Supplied material:
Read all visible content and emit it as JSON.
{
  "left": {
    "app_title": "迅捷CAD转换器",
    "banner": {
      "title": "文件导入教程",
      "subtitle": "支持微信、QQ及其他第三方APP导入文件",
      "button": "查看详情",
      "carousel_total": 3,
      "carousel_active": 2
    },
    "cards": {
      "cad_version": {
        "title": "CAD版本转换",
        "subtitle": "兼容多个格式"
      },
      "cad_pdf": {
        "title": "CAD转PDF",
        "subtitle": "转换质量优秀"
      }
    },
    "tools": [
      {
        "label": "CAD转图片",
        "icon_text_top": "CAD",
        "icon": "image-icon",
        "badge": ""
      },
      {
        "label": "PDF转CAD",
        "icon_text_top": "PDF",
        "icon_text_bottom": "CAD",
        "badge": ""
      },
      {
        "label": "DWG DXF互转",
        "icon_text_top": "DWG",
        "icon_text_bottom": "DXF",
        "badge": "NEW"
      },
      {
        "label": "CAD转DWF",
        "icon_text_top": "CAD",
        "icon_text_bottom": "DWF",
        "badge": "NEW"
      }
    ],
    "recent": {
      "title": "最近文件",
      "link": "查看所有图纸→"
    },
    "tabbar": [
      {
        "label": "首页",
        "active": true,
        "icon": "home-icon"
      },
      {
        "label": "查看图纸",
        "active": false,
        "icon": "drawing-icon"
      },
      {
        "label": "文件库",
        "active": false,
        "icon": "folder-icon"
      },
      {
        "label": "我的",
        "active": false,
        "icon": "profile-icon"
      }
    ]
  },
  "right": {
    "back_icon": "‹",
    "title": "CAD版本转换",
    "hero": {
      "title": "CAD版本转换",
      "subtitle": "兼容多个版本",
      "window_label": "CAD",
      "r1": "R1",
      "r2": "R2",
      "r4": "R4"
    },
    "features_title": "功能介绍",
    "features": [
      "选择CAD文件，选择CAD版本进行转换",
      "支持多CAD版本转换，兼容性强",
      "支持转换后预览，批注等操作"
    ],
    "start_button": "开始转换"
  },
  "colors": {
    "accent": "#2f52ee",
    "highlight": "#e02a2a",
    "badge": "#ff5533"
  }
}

Instruction: Make an exact copy of all the data.

Correct answer:
Read all visible content and emit it as JSON.
{
  "left": {
    "app_title": "迅捷CAD转换器",
    "banner": {
      "title": "文件导入教程",
      "subtitle": "支持微信、QQ及其他第三方APP导入文件",
      "button": "查看详情",
      "carousel_total": 3,
      "carousel_active": 2
    },
    "cards": {
      "cad_version": {
        "title": "CAD版本转换",
        "subtitle": "兼容多个格式"
      },
      "cad_pdf": {
        "title": "CAD转PDF",
        "subtitle": "转换质量优秀"
      }
    },
    "tools": [
      {
        "label": "CAD转图片",
        "icon_text_top": "CAD",
        "icon": "image-icon",
        "badge": ""
      },
      {
        "label": "PDF转CAD",
        "icon_text_top": "PDF",
        "icon_text_bottom": "CAD",
        "badge": ""
      },
      {
        "label": "DWG DXF互转",
        "icon_text_top": "DWG",
        "icon_text_bottom": "DXF",
        "badge": "NEW"
      },
      {
        "label": "CAD转DWF",
        "icon_text_top": "CAD",
        "icon_text_bottom": "DWF",
        "badge": "NEW"
      }
    ],
    "recent": {
      "title": "最近文件",
      "link": "查看所有图纸→"
    },
    "tabbar": [
      {
        "label": "首页",
        "active": true,
        "icon": "home-icon"
      },
      {
        "label": "查看图纸",
        "active": false,
        "icon": "drawing-icon"
      },
      {
        "label": "文件库",
        "active": false,
        "icon": "folder-icon"
      },
      {
        "label": "我的",
        "active": false,
        "icon": "profile-icon"
      }
    ]
  },
  "right": {
    "back_icon": "‹",
    "title": "CAD版本转换",
    "hero": {
      "title": "CAD版本转换",
      "subtitle": "兼容多个版本",
      "window_label": "CAD",
      "r1": "R1",
      "r2": "R2",
      "r4": "R4"
    },
    "features_title": "功能介绍",
    "features": [
      "选择CAD文件，选择CAD版本进行转换",
      "支持多CAD版本转换，兼容性强",
      "支持转换后预览，批注等操作"
    ],
    "start_button": "开始转换"
  },
  "colors": {
    "accent": "#2f52ee",
    "highlight": "#e02a2a",
    "badge": "#ff5533"
  }
}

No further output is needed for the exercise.